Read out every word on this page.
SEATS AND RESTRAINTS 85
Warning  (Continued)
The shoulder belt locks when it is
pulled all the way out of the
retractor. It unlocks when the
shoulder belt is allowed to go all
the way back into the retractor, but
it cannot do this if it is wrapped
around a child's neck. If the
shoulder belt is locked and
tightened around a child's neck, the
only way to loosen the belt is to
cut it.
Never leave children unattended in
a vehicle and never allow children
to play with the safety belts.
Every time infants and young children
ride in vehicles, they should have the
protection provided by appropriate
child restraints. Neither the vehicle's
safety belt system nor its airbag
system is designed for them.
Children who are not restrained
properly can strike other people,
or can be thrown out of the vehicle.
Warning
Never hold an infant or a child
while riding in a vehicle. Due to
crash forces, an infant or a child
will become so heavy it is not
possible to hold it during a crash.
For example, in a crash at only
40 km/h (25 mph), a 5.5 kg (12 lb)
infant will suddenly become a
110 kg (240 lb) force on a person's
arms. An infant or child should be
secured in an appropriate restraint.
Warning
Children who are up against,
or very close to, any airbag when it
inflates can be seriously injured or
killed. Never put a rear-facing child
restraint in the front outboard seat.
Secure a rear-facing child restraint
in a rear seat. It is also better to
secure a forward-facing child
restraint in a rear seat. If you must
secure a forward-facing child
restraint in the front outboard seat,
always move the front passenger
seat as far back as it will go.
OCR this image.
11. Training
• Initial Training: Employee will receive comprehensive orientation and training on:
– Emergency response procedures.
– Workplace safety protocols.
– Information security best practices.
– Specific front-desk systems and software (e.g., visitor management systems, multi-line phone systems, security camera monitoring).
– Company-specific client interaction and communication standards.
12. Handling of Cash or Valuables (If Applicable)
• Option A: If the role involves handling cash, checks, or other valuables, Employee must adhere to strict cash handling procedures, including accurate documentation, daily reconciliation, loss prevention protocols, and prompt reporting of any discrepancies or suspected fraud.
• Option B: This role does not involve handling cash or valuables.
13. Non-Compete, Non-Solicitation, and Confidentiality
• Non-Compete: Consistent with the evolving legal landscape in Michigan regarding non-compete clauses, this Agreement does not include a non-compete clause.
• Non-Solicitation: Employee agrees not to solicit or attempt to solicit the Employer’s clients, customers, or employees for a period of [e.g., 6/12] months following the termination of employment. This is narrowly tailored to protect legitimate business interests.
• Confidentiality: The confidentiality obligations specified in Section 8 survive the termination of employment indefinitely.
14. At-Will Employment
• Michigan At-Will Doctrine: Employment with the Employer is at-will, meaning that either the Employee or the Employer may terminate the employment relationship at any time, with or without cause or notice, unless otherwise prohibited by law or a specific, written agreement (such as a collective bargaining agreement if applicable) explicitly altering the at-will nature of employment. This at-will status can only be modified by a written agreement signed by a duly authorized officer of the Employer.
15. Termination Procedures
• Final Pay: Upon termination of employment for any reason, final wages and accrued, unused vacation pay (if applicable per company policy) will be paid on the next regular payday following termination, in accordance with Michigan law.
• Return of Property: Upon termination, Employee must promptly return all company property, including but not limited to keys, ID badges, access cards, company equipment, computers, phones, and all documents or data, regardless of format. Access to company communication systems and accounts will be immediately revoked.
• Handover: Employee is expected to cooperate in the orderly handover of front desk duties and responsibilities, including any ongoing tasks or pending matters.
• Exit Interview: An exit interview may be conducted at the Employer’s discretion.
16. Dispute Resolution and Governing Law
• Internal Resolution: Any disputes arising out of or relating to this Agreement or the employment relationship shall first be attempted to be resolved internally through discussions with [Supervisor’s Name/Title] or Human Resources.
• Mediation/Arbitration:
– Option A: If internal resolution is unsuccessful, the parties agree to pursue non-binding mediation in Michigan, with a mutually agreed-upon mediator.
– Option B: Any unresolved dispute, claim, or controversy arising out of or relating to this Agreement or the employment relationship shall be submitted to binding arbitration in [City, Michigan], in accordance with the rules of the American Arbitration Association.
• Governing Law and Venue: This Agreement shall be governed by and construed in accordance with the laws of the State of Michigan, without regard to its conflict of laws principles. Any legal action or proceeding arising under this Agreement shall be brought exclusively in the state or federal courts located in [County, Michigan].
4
+++++
Instruction →
Make a verbatim copy of every entry shown above.

Task result →
Read out every word on this page.
SEATS AND RESTRAINTS 85
Warning  (Continued)
The shoulder belt locks when it is
pulled all the way out of the
retractor. It unlocks when the
shoulder belt is allowed to go all
the way back into the retractor, but
it cannot do this if it is wrapped
around a child's neck. If the
shoulder belt is locked and
tightened around a child's neck, the
only way to loosen the belt is to
cut it.
Never leave children unattended in
a vehicle and never allow children
to play with the safety belts.
Every time infants and young children
ride in vehicles, they should have the
protection provided by appropriate
child restraints. Neither the vehicle's
safety belt system nor its airbag
system is designed for them.
Children who are not restrained
properly can strike other people,
or can be thrown out of the vehicle.
Warning
Never hold an infant or a child
while riding in a vehicle. Due to
crash forces, an infant or a child
will become so heavy it is not
possible to hold it during a crash.
For example, in a crash at only
40 km/h (25 mph), a 5.5 kg (12 lb)
infant will suddenly become a
110 kg (240 lb) force on a person's
arms. An infant or child should be
secured in an appropriate restraint.
Warning
Children who are up against,
or very close to, any airbag when it
inflates can be seriously injured or
killed. Never put a rear-facing child
restraint in the front outboard seat.
Secure a rear-facing child restraint
in a rear seat. It is also better to
secure a forward-facing child
restraint in a rear seat. If you must
secure a forward-facing child
restraint in the front outboard seat,
always move the front passenger
seat as far back as it will go.
OCR this image.
11. Training
• Initial Training: Employee will receive comprehensive orientation and training on:
– Emergency response procedures.
– Workplace safety protocols.
– Information security best practices.
– Specific front-desk systems and software (e.g., visitor management systems, multi-line phone systems, security camera monitoring).
– Company-specific client interaction and communication standards.
12. Handling of Cash or Valuables (If Applicable)
• Option A: If the role involves handling cash, checks, or other valuables, Employee must adhere to strict cash handling procedures, including accurate documentation, daily reconciliation, loss prevention protocols, and prompt reporting of any discrepancies or suspected fraud.
• Option B: This role does not involve handling cash or valuables.
13. Non-Compete, Non-Solicitation, and Confidentiality
• Non-Compete: Consistent with the evolving legal landscape in Michigan regarding non-compete clauses, this Agreement does not include a non-compete clause.
• Non-Solicitation: Employee agrees not to solicit or attempt to solicit the Employer’s clients, customers, or employees for a period of [e.g., 6/12] months following the termination of employment. This is narrowly tailored to protect legitimate business interests.
• Confidentiality: The confidentiality obligations specified in Section 8 survive the termination of employment indefinitely.
14. At-Will Employment
• Michigan At-Will Doctrine: Employment with the Employer is at-will, meaning that either the Employee or the Employer may terminate the employment relationship at any time, with or without cause or notice, unless otherwise prohibited by law or a specific, written agreement (such as a collective bargaining agreement if applicable) explicitly altering the at-will nature of employment. This at-will status can only be modified by a written agreement signed by a duly authorized officer of the Employer.
15. Termination Procedures
• Final Pay: Upon termination of employment for any reason, final wages and accrued, unused vacation pay (if applicable per company policy) will be paid on the next regular payday following termination, in accordance with Michigan law.
• Return of Property: Upon termination, Employee must promptly return all company property, including but not limited to keys, ID badges, access cards, company equipment, computers, phones, and all documents or data, regardless of format. Access to company communication systems and accounts will be immediately revoked.
• Handover: Employee is expected to cooperate in the orderly handover of front desk duties and responsibilities, including any ongoing tasks or pending matters.
• Exit Interview: An exit interview may be conducted at the Employer’s discretion.
16. Dispute Resolution and Governing Law
• Internal Resolution: Any disputes arising out of or relating to this Agreement or the employment relationship shall first be attempted to be resolved internally through discussions with [Supervisor’s Name/Title] or Human Resources.
• Mediation/Arbitration:
– Option A: If internal resolution is unsuccessful, the parties agree to pursue non-binding mediation in Michigan, with a mutually agreed-upon mediator.
– Option B: Any unresolved dispute, claim, or controversy arising out of or relating to this Agreement or the employment relationship shall be submitted to binding arbitration in [City, Michigan], in accordance with the rules of the American Arbitration Association.
• Governing Law and Venue: This Agreement shall be governed by and construed in accordance with the laws of the State of Michigan, without regard to its conflict of laws principles. Any legal action or proceeding arising under this Agreement shall be brought exclusively in the state or federal courts located in [County, Michigan].
4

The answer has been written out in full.